___ RECORDS TO USE ___

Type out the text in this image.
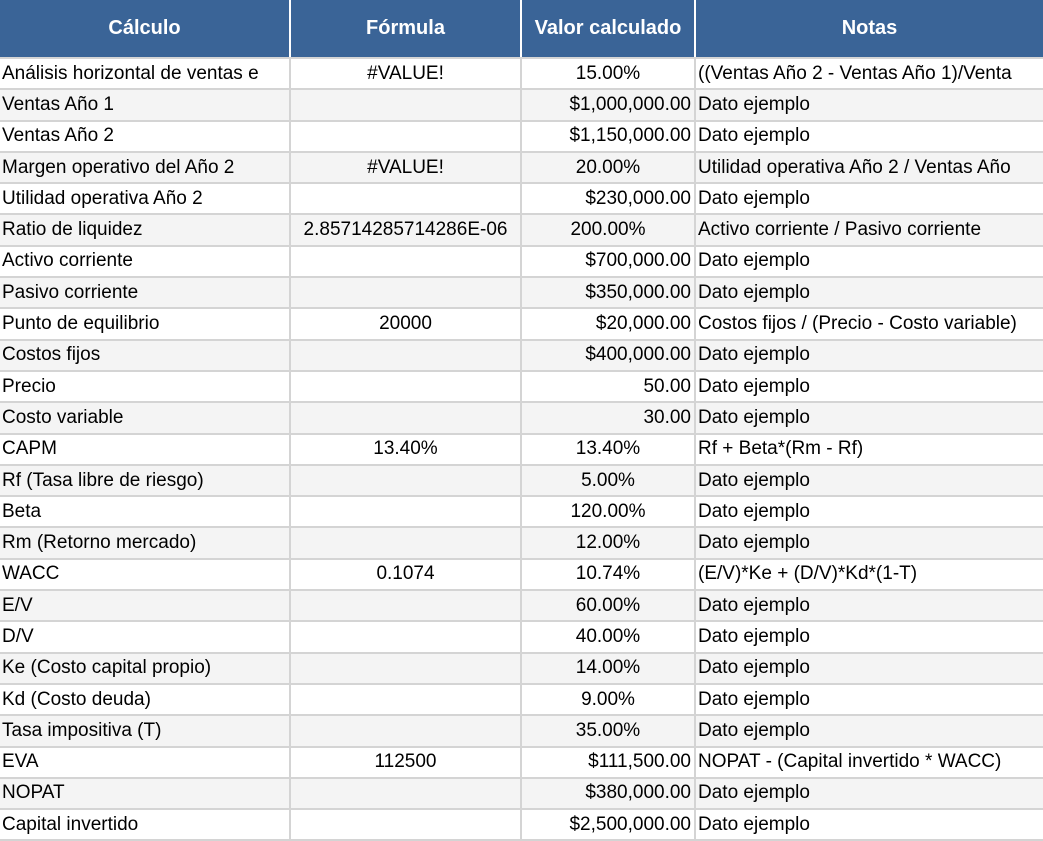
Cálculo	Fórmula	Valor calculado	Notas
Análisis horizontal de ventas e	#VALUE!	15.00%	((Ventas Año 2 - Ventas Año 1)/Venta
Ventas Año 1		$1,000,000.00	Dato ejemplo
Ventas Año 2		$1,150,000.00	Dato ejemplo
Margen operativo del Año 2	#VALUE!	20.00%	Utilidad operativa Año 2 / Ventas Año
Utilidad operativa Año 2		$230,000.00	Dato ejemplo
Ratio de liquidez	2.85714285714286E-06	200.00%	Activo corriente / Pasivo corriente
Activo corriente		$700,000.00	Dato ejemplo
Pasivo corriente		$350,000.00	Dato ejemplo
Punto de equilibrio	20000	$20,000.00	Costos fijos / (Precio - Costo variable)
Costos fijos		$400,000.00	Dato ejemplo
Precio		50.00	Dato ejemplo
Costo variable		30.00	Dato ejemplo
CAPM	13.40%	13.40%	Rf + Beta*(Rm - Rf)
Rf (Tasa libre de riesgo)		5.00%	Dato ejemplo
Beta		120.00%	Dato ejemplo
Rm (Retorno mercado)		12.00%	Dato ejemplo
WACC	0.1074	10.74%	(E/V)*Ke + (D/V)*Kd*(1-T)
E/V		60.00%	Dato ejemplo
D/V		40.00%	Dato ejemplo
Ke (Costo capital propio)		14.00%	Dato ejemplo
Kd (Costo deuda)		9.00%	Dato ejemplo
Tasa impositiva (T)		35.00%	Dato ejemplo
EVA	112500	$111,500.00	NOPAT - (Capital invertido * WACC)
NOPAT		$380,000.00	Dato ejemplo
Capital invertido		$2,500,000.00	Dato ejemplo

___

Copy out all of the material exactly as written, without its pictures.

■ **FULL ANSWER**:
Type out the text in this image.
Cálculo	Fórmula	Valor calculado	Notas
Análisis horizontal de ventas e	#VALUE!	15.00%	((Ventas Año 2 - Ventas Año 1)/Venta
Ventas Año 1		$1,000,000.00	Dato ejemplo
Ventas Año 2		$1,150,000.00	Dato ejemplo
Margen operativo del Año 2	#VALUE!	20.00%	Utilidad operativa Año 2 / Ventas Año
Utilidad operativa Año 2		$230,000.00	Dato ejemplo
Ratio de liquidez	2.85714285714286E-06	200.00%	Activo corriente / Pasivo corriente
Activo corriente		$700,000.00	Dato ejemplo
Pasivo corriente		$350,000.00	Dato ejemplo
Punto de equilibrio	20000	$20,000.00	Costos fijos / (Precio - Costo variable)
Costos fijos		$400,000.00	Dato ejemplo
Precio		50.00	Dato ejemplo
Costo variable		30.00	Dato ejemplo
CAPM	13.40%	13.40%	Rf + Beta*(Rm - Rf)
Rf (Tasa libre de riesgo)		5.00%	Dato ejemplo
Beta		120.00%	Dato ejemplo
Rm (Retorno mercado)		12.00%	Dato ejemplo
WACC	0.1074	10.74%	(E/V)*Ke + (D/V)*Kd*(1-T)
E/V		60.00%	Dato ejemplo
D/V		40.00%	Dato ejemplo
Ke (Costo capital propio)		14.00%	Dato ejemplo
Kd (Costo deuda)		9.00%	Dato ejemplo
Tasa impositiva (T)		35.00%	Dato ejemplo
EVA	112500	$111,500.00	NOPAT - (Capital invertido * WACC)
NOPAT		$380,000.00	Dato ejemplo
Capital invertido		$2,500,000.00	Dato ejemplo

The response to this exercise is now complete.